**INSTRUCTION**: Quote the entries word for word. Omit the pictures.

**STORED ROWS**:
──────

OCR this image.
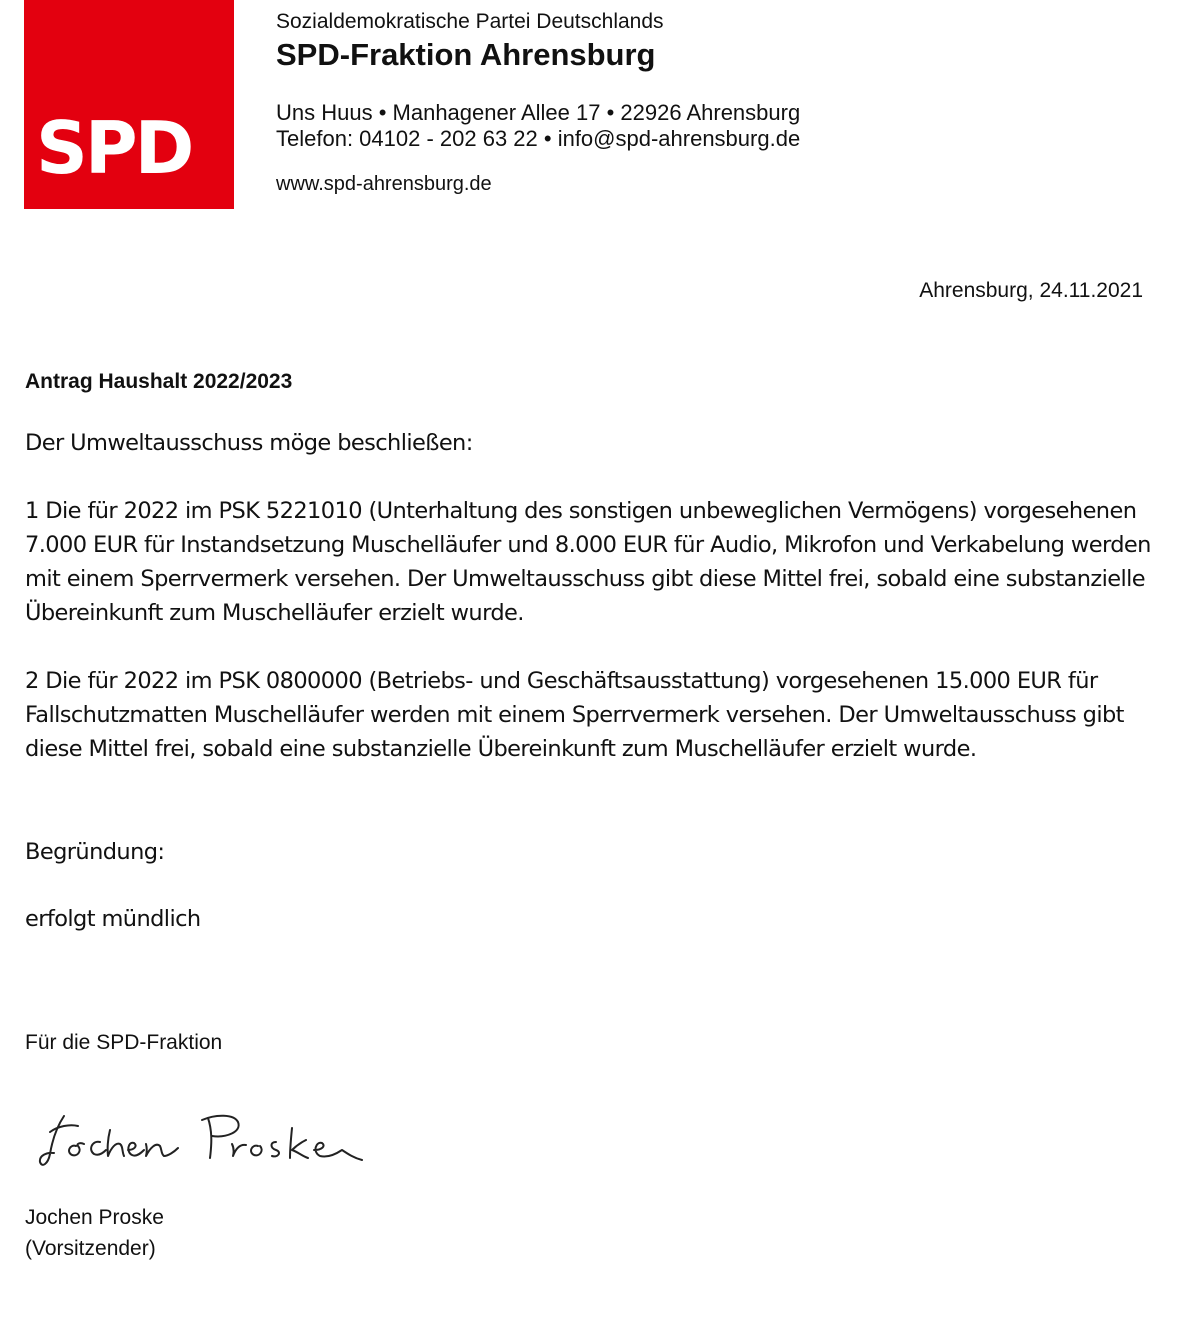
SPD
Sozialdemokratische Partei Deutschlands
SPD-Fraktion Ahrensburg
Uns Huus • Manhagener Allee 17 • 22926 Ahrensburg
Telefon: 04102 - 202 63 22 • info@spd-ahrensburg.de
www.spd-ahrensburg.de
Ahrensburg, 24.11.2021
Antrag Haushalt 2022/2023

Der Umweltausschuss möge beschließen:

1 Die für 2022 im PSK 5221010 (Unterhaltung des sonstigen unbeweglichen Vermögens) vorgesehenen 7.000 EUR für Instandsetzung Muschelläufer und 8.000 EUR für Audio, Mikrofon und Verkabelung werden mit einem Sperrvermerk versehen. Der Umweltausschuss gibt diese Mittel frei, sobald eine substanzielle Übereinkunft zum Muschelläufer erzielt wurde.

2 Die für 2022 im PSK 0800000 (Betriebs- und Geschäftsausstattung) vorgesehenen 15.000 EUR für Fallschutzmatten Muschelläufer werden mit einem Sperrvermerk versehen. Der Umweltausschuss gibt diese Mittel frei, sobald eine substanzielle Übereinkunft zum Muschelläufer erzielt wurde.

Begründung:

erfolgt mündlich

Für die SPD-Fraktion
Jochen Proske
(Vorsitzender)
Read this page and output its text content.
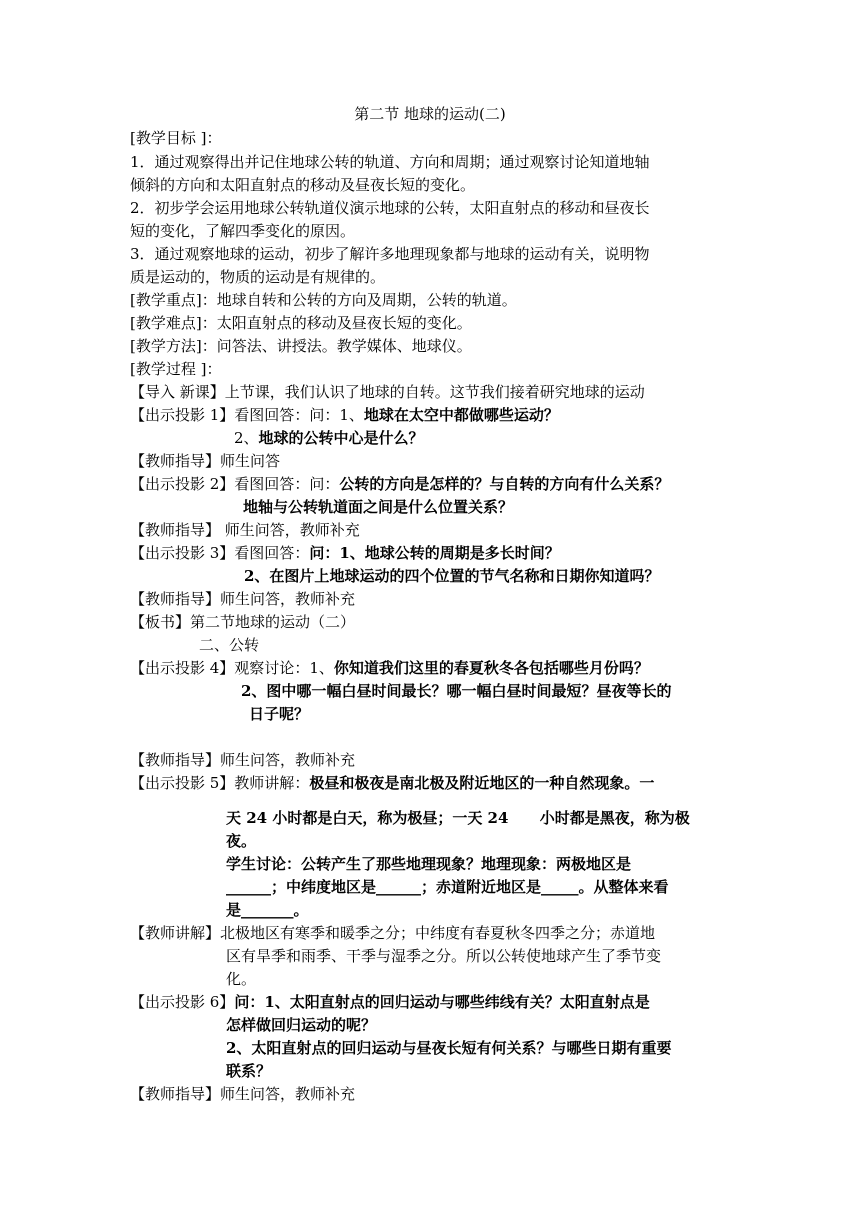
第二节 地球的运动(二)
[教学目标 ]：
1．通过观察得出并记住地球公转的轨道、方向和周期；通过观察讨论知道地轴
倾斜的方向和太阳直射点的移动及昼夜长短的变化。
2．初步学会运用地球公转轨道仪演示地球的公转，太阳直射点的移动和昼夜长
短的变化，了解四季变化的原因。
3．通过观察地球的运动，初步了解许多地理现象都与地球的运动有关，说明物
质是运动的，物质的运动是有规律的。
[教学重点]：地球自转和公转的方向及周期，公转的轨道。
[教学难点]：太阳直射点的移动及昼夜长短的变化。
[教学方法]：问答法、讲授法。教学媒体、地球仪。
[教学过程 ]：
【导入 新课】上节课，我们认识了地球的自转。这节我们接着研究地球的运动
【出示投影 1】看图回答：问：1、地球在太空中都做哪些运动？
2、地球的公转中心是什么？
【教师指导】师生问答
【出示投影 2】看图回答：问：公转的方向是怎样的？与自转的方向有什么关系？
地轴与公转轨道面之间是什么位置关系？
【教师指导】 师生问答，教师补充
【出示投影 3】看图回答：问：1、地球公转的周期是多长时间？
2、在图片上地球运动的四个位置的节气名称和日期你知道吗？
【教师指导】师生问答，教师补充
【板书】第二节地球的运动（二）
二、公转
【出示投影 4】观察讨论：1、你知道我们这里的春夏秋冬各包括哪些月份吗？
2、图中哪一幅白昼时间最长？哪一幅白昼时间最短？昼夜等长的
日子呢？
【教师指导】师生问答，教师补充
【出示投影 5】教师讲解：极昼和极夜是南北极及附近地区的一种自然现象。一
天 24 小时都是白天，称为极昼；一天 24      小时都是黑夜，称为极
夜。
学生讨论：公转产生了那些地理现象？地理现象：两极地区是
______；中纬度地区是______；赤道附近地区是_____。从整体来看
是_______。
【教师讲解】北极地区有寒季和暖季之分；中纬度有春夏秋冬四季之分；赤道地
区有旱季和雨季、干季与湿季之分。所以公转使地球产生了季节变
化。
【出示投影 6】问：1、太阳直射点的回归运动与哪些纬线有关？太阳直射点是
怎样做回归运动的呢？
2、太阳直射点的回归运动与昼夜长短有何关系？与哪些日期有重要
联系？
【教师指导】师生问答，教师补充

──────

**EXERCISE ANSWER**:
OCR this image.
SPD
Sozialdemokratische Partei Deutschlands
SPD-Fraktion Ahrensburg
Uns Huus • Manhagener Allee 17 • 22926 Ahrensburg
Telefon: 04102 - 202 63 22 • info@spd-ahrensburg.de
www.spd-ahrensburg.de
Ahrensburg, 24.11.2021
Antrag Haushalt 2022/2023

Der Umweltausschuss möge beschließen:

1 Die für 2022 im PSK 5221010 (Unterhaltung des sonstigen unbeweglichen Vermögens) vorgesehenen 7.000 EUR für Instandsetzung Muschelläufer und 8.000 EUR für Audio, Mikrofon und Verkabelung werden mit einem Sperrvermerk versehen. Der Umweltausschuss gibt diese Mittel frei, sobald eine substanzielle Übereinkunft zum Muschelläufer erzielt wurde.

2 Die für 2022 im PSK 0800000 (Betriebs- und Geschäftsausstattung) vorgesehenen 15.000 EUR für Fallschutzmatten Muschelläufer werden mit einem Sperrvermerk versehen. Der Umweltausschuss gibt diese Mittel frei, sobald eine substanzielle Übereinkunft zum Muschelläufer erzielt wurde.

Begründung:

erfolgt mündlich

Für die SPD-Fraktion
Jochen Proske
(Vorsitzender)
Read this page and output its text content.
第二节 地球的运动(二)
[教学目标 ]：
1．通过观察得出并记住地球公转的轨道、方向和周期；通过观察讨论知道地轴
倾斜的方向和太阳直射点的移动及昼夜长短的变化。
2．初步学会运用地球公转轨道仪演示地球的公转，太阳直射点的移动和昼夜长
短的变化，了解四季变化的原因。
3．通过观察地球的运动，初步了解许多地理现象都与地球的运动有关，说明物
质是运动的，物质的运动是有规律的。
[教学重点]：地球自转和公转的方向及周期，公转的轨道。
[教学难点]：太阳直射点的移动及昼夜长短的变化。
[教学方法]：问答法、讲授法。教学媒体、地球仪。
[教学过程 ]：
【导入 新课】上节课，我们认识了地球的自转。这节我们接着研究地球的运动
【出示投影 1】看图回答：问：1、地球在太空中都做哪些运动？
2、地球的公转中心是什么？
【教师指导】师生问答
【出示投影 2】看图回答：问：公转的方向是怎样的？与自转的方向有什么关系？
地轴与公转轨道面之间是什么位置关系？
【教师指导】 师生问答，教师补充
【出示投影 3】看图回答：问：1、地球公转的周期是多长时间？
2、在图片上地球运动的四个位置的节气名称和日期你知道吗？
【教师指导】师生问答，教师补充
【板书】第二节地球的运动（二）
二、公转
【出示投影 4】观察讨论：1、你知道我们这里的春夏秋冬各包括哪些月份吗？
2、图中哪一幅白昼时间最长？哪一幅白昼时间最短？昼夜等长的
日子呢？
【教师指导】师生问答，教师补充
【出示投影 5】教师讲解：极昼和极夜是南北极及附近地区的一种自然现象。一
天 24 小时都是白天，称为极昼；一天 24      小时都是黑夜，称为极
夜。
学生讨论：公转产生了那些地理现象？地理现象：两极地区是
______；中纬度地区是______；赤道附近地区是_____。从整体来看
是_______。
【教师讲解】北极地区有寒季和暖季之分；中纬度有春夏秋冬四季之分；赤道地
区有旱季和雨季、干季与湿季之分。所以公转使地球产生了季节变
化。
【出示投影 6】问：1、太阳直射点的回归运动与哪些纬线有关？太阳直射点是
怎样做回归运动的呢？
2、太阳直射点的回归运动与昼夜长短有何关系？与哪些日期有重要
联系？
【教师指导】师生问答，教师补充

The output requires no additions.